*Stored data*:
━━━━━━━━━━━━━━━━━━━━
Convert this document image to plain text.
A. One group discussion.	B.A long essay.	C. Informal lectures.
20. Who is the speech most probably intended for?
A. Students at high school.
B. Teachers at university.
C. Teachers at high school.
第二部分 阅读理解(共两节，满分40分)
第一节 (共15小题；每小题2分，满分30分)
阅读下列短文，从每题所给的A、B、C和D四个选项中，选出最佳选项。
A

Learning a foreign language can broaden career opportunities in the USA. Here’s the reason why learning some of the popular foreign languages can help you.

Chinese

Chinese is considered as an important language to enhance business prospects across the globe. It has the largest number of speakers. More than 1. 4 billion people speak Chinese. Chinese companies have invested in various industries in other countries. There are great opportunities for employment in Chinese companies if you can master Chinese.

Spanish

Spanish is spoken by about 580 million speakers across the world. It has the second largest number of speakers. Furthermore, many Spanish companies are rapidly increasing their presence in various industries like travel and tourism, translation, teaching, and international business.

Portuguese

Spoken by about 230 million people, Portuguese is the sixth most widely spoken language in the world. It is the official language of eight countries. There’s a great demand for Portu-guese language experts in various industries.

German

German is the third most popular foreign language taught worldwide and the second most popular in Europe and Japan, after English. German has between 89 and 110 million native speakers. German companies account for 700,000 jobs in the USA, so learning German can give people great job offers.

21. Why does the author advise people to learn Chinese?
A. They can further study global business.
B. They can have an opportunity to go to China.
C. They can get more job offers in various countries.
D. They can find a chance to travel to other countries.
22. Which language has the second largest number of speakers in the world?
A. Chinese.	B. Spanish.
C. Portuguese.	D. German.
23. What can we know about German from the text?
━━━━━━━━━━━━━━━━━━━━
Take the entries above and transcribe them exactly.

Convert this document image to plain text.
A. One group discussion.	B.A long essay.	C. Informal lectures.
20. Who is the speech most probably intended for?
A. Students at high school.
B. Teachers at university.
C. Teachers at high school.
第二部分 阅读理解(共两节，满分40分)
第一节 (共15小题；每小题2分，满分30分)
阅读下列短文，从每题所给的A、B、C和D四个选项中，选出最佳选项。
A

Learning a foreign language can broaden career opportunities in the USA. Here’s the reason why learning some of the popular foreign languages can help you.

Chinese

Chinese is considered as an important language to enhance business prospects across the globe. It has the largest number of speakers. More than 1. 4 billion people speak Chinese. Chinese companies have invested in various industries in other countries. There are great opportunities for employment in Chinese companies if you can master Chinese.

Spanish

Spanish is spoken by about 580 million speakers across the world. It has the second largest number of speakers. Furthermore, many Spanish companies are rapidly increasing their presence in various industries like travel and tourism, translation, teaching, and international business.

Portuguese

Spoken by about 230 million people, Portuguese is the sixth most widely spoken language in the world. It is the official language of eight countries. There’s a great demand for Portu-guese language experts in various industries.

German

German is the third most popular foreign language taught worldwide and the second most popular in Europe and Japan, after English. German has between 89 and 110 million native speakers. German companies account for 700,000 jobs in the USA, so learning German can give people great job offers.

21. Why does the author advise people to learn Chinese?
A. They can further study global business.
B. They can have an opportunity to go to China.
C. They can get more job offers in various countries.
D. They can find a chance to travel to other countries.
22. Which language has the second largest number of speakers in the world?
A. Chinese.	B. Spanish.
C. Portuguese.	D. German.
23. What can we know about German from the text?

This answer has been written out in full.